Document segment:

### Why Spark, how is it different from Map reduce

Gorwing Data : cluster computing required for manipulating huge size of data  
A. mapreduce vs spark  
1. Speed  
- mapreduce used n/w to shuffle, writing to disk to provide failure resistant experience of nodes  
- spark does in memory computation, provides failure resistant exp. by saving the ops.   
  to be performed on data, and reapplying them on reovery from the point of failure. So, less n/w operation involvment.  
  Even faster writing to disk. Use of functional programming constructs    
- So, faster than map reduce, diff. becomes wider as scale increases  
2. Generality  
- useable for multiple use cases    
- iterative tasks like ML become much easier to work with   
3. Ease of Use   
- Runs on hadoop cluster with scheduler like Yarn or Apache Mesos or even standalone cluster  
- APIs for scala, R, Python, Java  
- libraries for SQL, streaming, graph processing. , ML  
- Interactive programming   

So, overall : spark wins in memory distributed computing, with low latency; APIs and libraries

### Spark Unified Stack, RDD and key operation types

Spark Unified Stack :   

-- Spark SQL, Spark Straming, MLlib, Graph X  --- libraries  
-- Spark Core --  
-- Scheduler with Yarn, Mesos or in built scheduler  

Spark Core:  
1.  RDD : Resilient Data Set is the primary data abrstraction of spark  
- Distributed collection of elements, parallelized across cluster    
- **Types of Operations on RDD **  
A. **Transformations **
- Like a sequence of operations applied on data , just creates a Direct Acyclic Graph of    
  operations, no evaluation, nothing returned 
- As operations are added, DAG is updated  
B. **Actions **
- Prompt evaluation aka Lazy Evalution, DAG is evaluated when action is called  
- DAG updation, Lazy evaluation let Spark be resilient to failures. On failure, the DAG is   
  re-evaluated  from where it was  
- Cach memory is available in spark to do processing in memory, if memory is not suofficient,   
  disk memory is used   

### Scala Overview , Starting spark shell for Scala and Python

- Spark is written in Scala  
- Everything in scala is object : basic data types like numbers, functions    
- Function are objects, so they can be passed as args to other fxs, returned from a fx  ,
  stored in vars.

Short task A:
Could you rescale the records by repeating every line, requests included, with each bounding-box coordinate in the answers multiplied by 0.9 and rounded to the nearest whole number, halves rounding up? Leave the pictures out of your reply.
The Spark notes and the records that follow have nothing to do with each other.

Source records:
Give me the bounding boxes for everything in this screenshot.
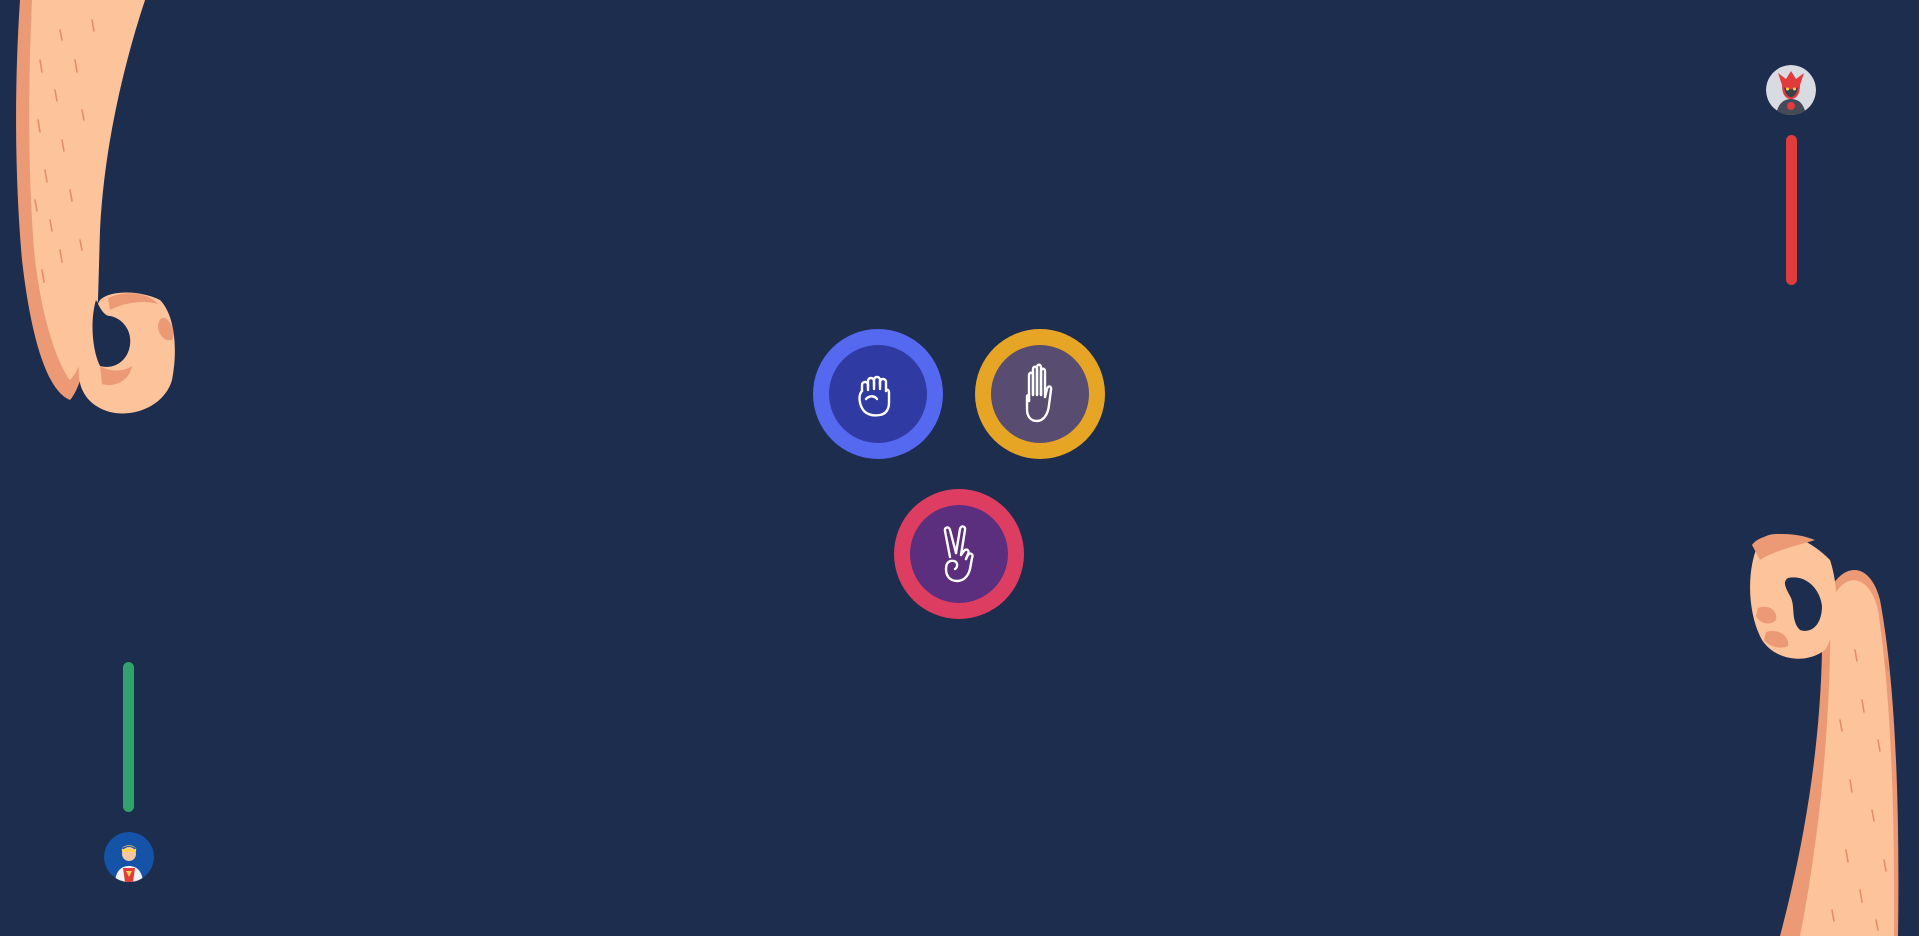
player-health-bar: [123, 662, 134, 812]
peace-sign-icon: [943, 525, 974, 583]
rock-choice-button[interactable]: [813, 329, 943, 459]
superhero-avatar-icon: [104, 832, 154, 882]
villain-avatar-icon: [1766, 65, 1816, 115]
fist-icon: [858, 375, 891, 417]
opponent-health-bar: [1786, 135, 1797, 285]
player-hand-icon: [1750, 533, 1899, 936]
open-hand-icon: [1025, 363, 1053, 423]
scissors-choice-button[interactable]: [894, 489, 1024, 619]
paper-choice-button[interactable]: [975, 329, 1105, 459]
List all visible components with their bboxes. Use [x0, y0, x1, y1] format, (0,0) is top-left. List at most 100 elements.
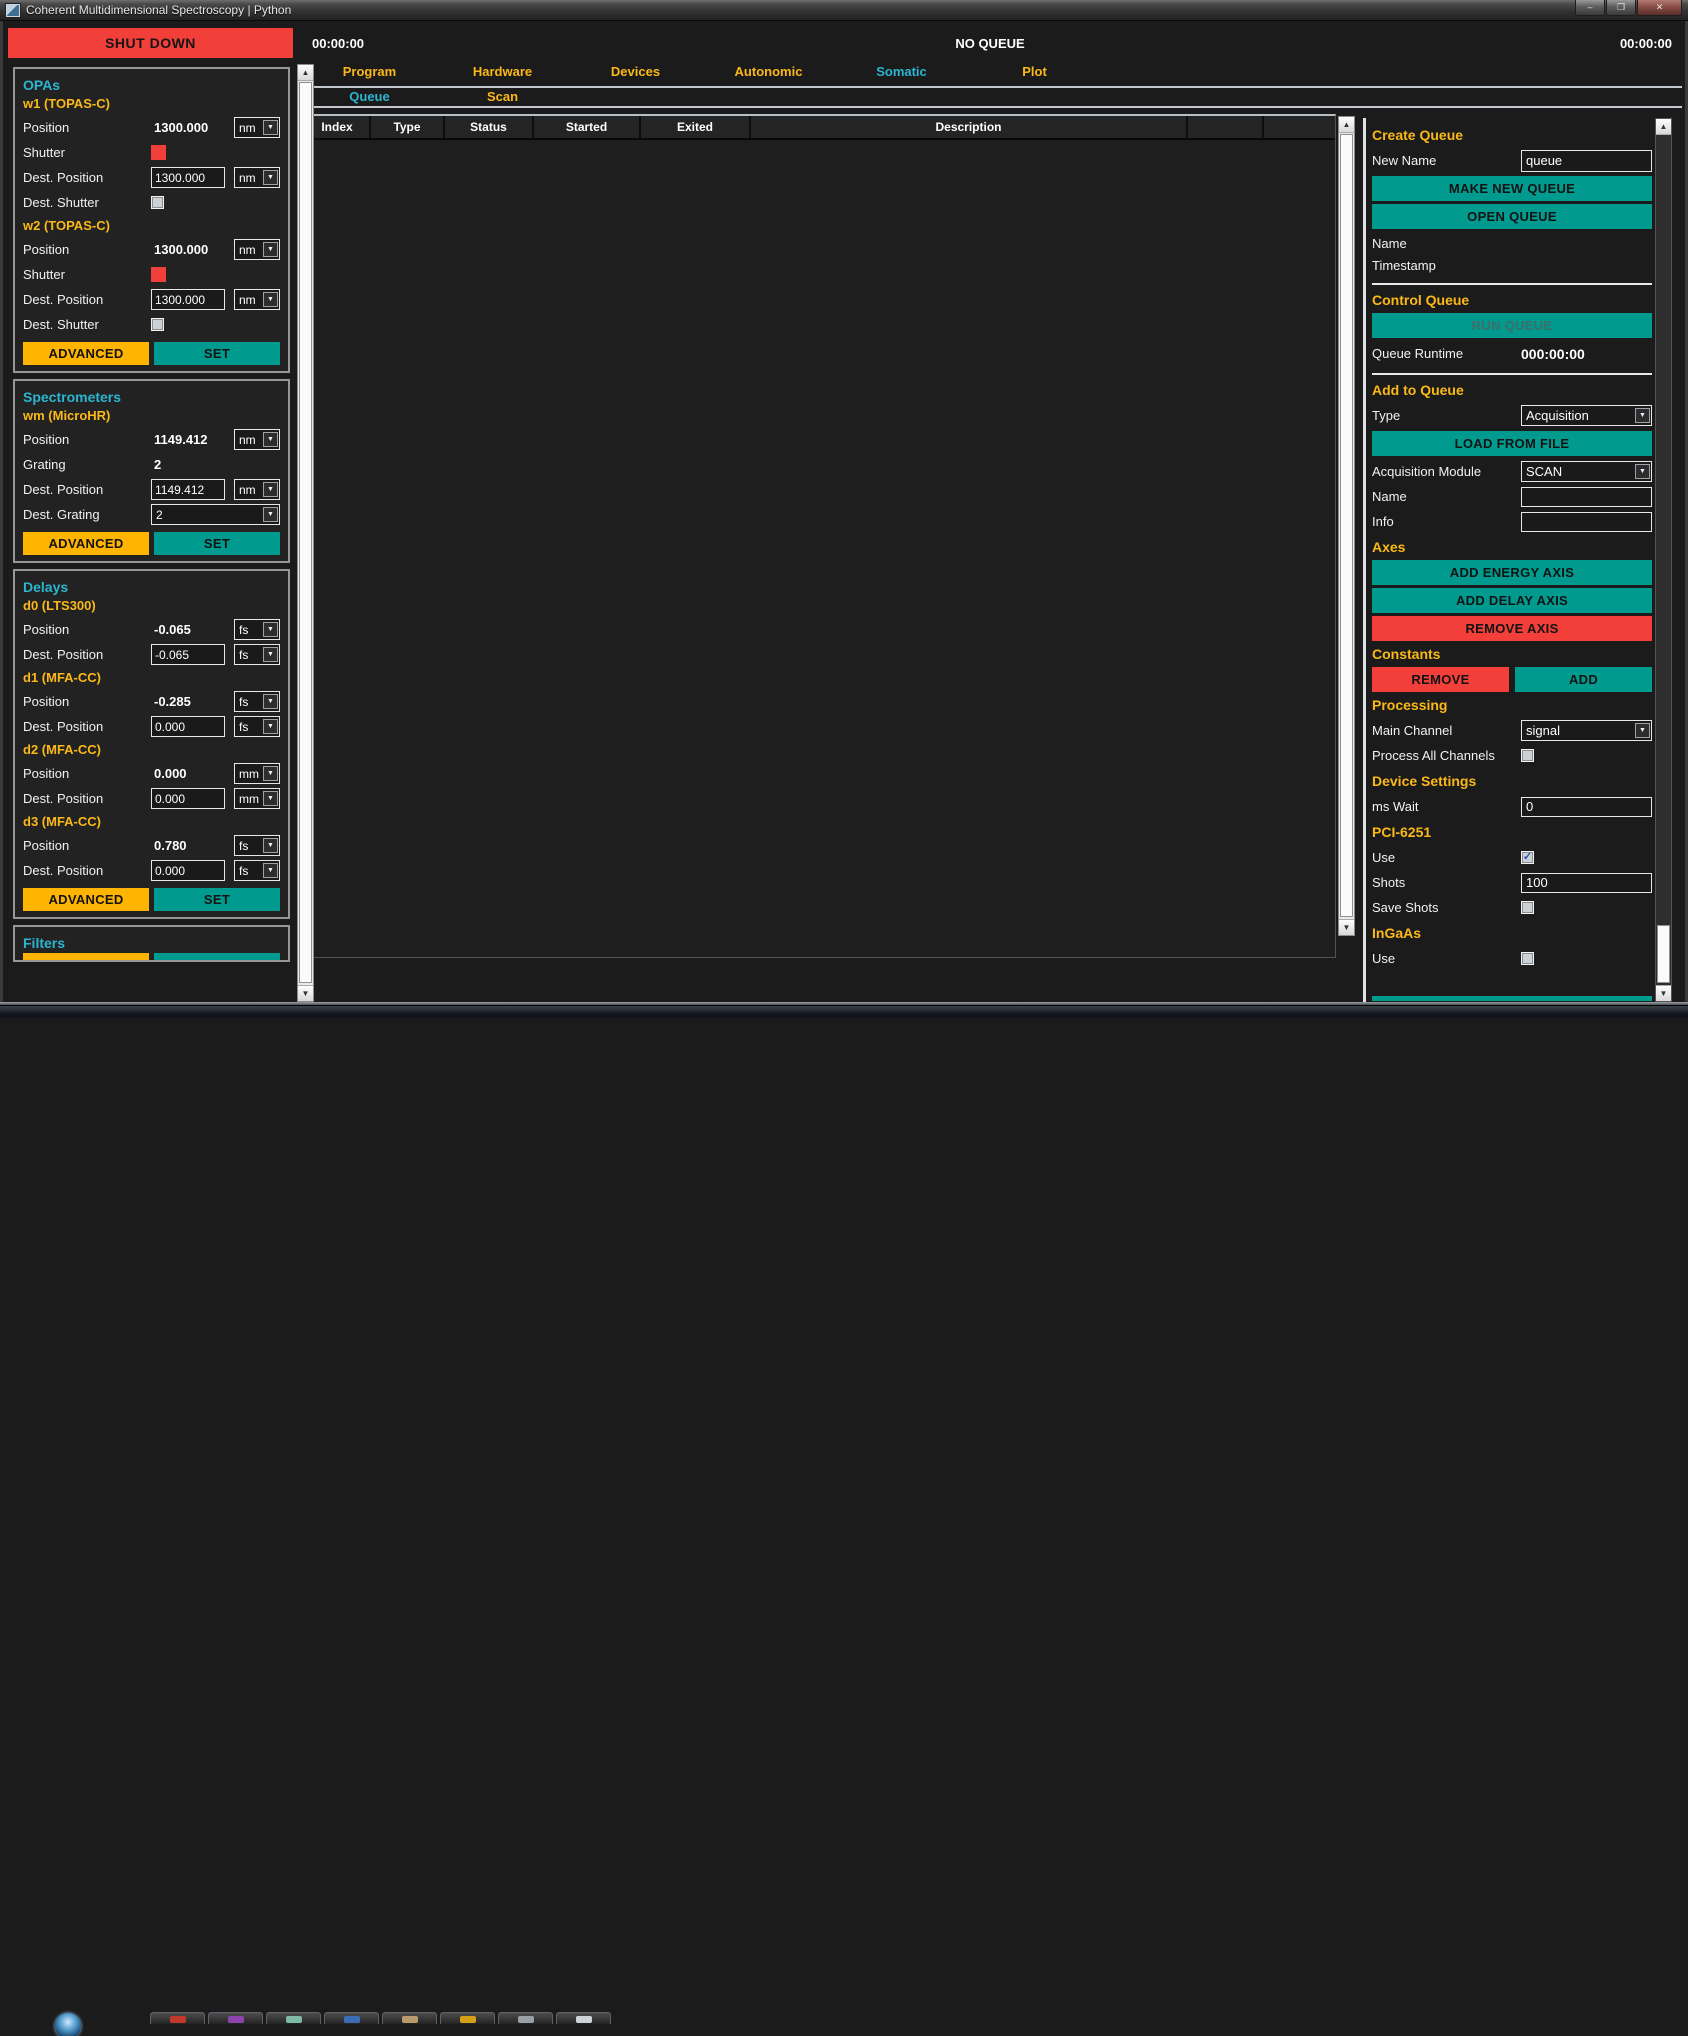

Short task B:
In the Spark notes, rename "failure resistant" to "fault tolerant" and give back the passage between "Gorwing Data : cluster" and "saving the ops.", inclusive.

Full output A:
Give me the bounding boxes for everything in this screenshot.
player-health-bar: [111, 596, 121, 731]
peace-sign-icon: [849, 473, 877, 525]
rock-choice-button[interactable]: [732, 296, 849, 413]
superhero-avatar-icon: [94, 749, 139, 794]
villain-avatar-icon: [1589, 59, 1634, 104]
fist-icon: [772, 338, 802, 375]
opponent-health-bar: [1607, 122, 1617, 257]
player-hand-icon: [1575, 480, 1709, 842]
open-hand-icon: [923, 327, 948, 381]
scissors-choice-button[interactable]: [805, 440, 922, 557]
paper-choice-button[interactable]: [878, 296, 995, 413]
List all visible components with their bboxes. Use [x0, y0, x1, y1] format, (0,0) is top-left. List at most 100 elements.

Full output B:
Gorwing Data : cluster computing required for manipulating huge size of data  
A. mapreduce vs spark  
1. Speed  
- mapreduce used n/w to shuffle, writing to disk to provide fault tolerant experience of nodes  
- spark does in memory computation, provides fault tolerant exp. by saving the ops.